Below are the entries; output exactly the lines from the one containing "Give me a plain-text" through the final line, inclusive.

Records from a dataset
☆ ☆ ☆ ☆ ☆ ☆ ☆

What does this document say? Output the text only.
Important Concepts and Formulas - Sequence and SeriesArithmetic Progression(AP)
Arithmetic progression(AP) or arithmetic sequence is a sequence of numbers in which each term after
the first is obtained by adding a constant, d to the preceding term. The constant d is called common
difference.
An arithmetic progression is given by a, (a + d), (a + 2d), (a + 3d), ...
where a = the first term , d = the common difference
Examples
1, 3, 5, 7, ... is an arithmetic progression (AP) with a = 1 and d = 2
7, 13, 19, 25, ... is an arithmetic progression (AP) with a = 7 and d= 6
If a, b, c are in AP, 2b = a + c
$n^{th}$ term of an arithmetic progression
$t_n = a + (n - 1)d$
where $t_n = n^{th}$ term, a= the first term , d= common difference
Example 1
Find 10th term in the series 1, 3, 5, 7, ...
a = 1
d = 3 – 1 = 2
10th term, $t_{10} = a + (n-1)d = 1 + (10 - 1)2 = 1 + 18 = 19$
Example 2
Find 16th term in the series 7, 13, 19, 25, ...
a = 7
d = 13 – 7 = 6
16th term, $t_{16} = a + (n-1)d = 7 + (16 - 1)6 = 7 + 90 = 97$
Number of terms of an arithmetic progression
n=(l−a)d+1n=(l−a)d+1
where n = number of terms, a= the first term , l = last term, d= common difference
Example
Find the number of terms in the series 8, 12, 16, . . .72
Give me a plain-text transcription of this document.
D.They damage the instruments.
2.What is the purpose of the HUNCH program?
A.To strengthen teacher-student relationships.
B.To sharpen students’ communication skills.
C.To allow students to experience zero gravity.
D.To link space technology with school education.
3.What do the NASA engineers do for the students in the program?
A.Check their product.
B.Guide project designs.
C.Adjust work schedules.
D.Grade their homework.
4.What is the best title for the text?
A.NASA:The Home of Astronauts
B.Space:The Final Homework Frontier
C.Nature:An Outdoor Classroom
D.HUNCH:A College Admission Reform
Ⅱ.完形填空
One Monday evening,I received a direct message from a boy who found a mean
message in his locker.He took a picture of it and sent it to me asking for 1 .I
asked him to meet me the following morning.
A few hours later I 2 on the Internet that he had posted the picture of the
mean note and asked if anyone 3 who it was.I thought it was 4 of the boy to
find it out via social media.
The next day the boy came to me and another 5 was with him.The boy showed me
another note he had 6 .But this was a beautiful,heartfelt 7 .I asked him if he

☆ ☆ ☆ ☆ ☆ ☆ ☆

■ OUTPUT OF THE EXERCISE
Give me a plain-text transcription of this document.
D.They damage the instruments.
2.What is the purpose of the HUNCH program?
A.To strengthen teacher-student relationships.
B.To sharpen students’ communication skills.
C.To allow students to experience zero gravity.
D.To link space technology with school education.
3.What do the NASA engineers do for the students in the program?
A.Check their product.
B.Guide project designs.
C.Adjust work schedules.
D.Grade their homework.
4.What is the best title for the text?
A.NASA:The Home of Astronauts
B.Space:The Final Homework Frontier
C.Nature:An Outdoor Classroom
D.HUNCH:A College Admission Reform
Ⅱ.完形填空
One Monday evening,I received a direct message from a boy who found a mean
message in his locker.He took a picture of it and sent it to me asking for 1 .I
asked him to meet me the following morning.
A few hours later I 2 on the Internet that he had posted the picture of the
mean note and asked if anyone 3 who it was.I thought it was 4 of the boy to
find it out via social media.
The next day the boy came to me and another 5 was with him.The boy showed me
another note he had 6 .But this was a beautiful,heartfelt 7 .I asked him if he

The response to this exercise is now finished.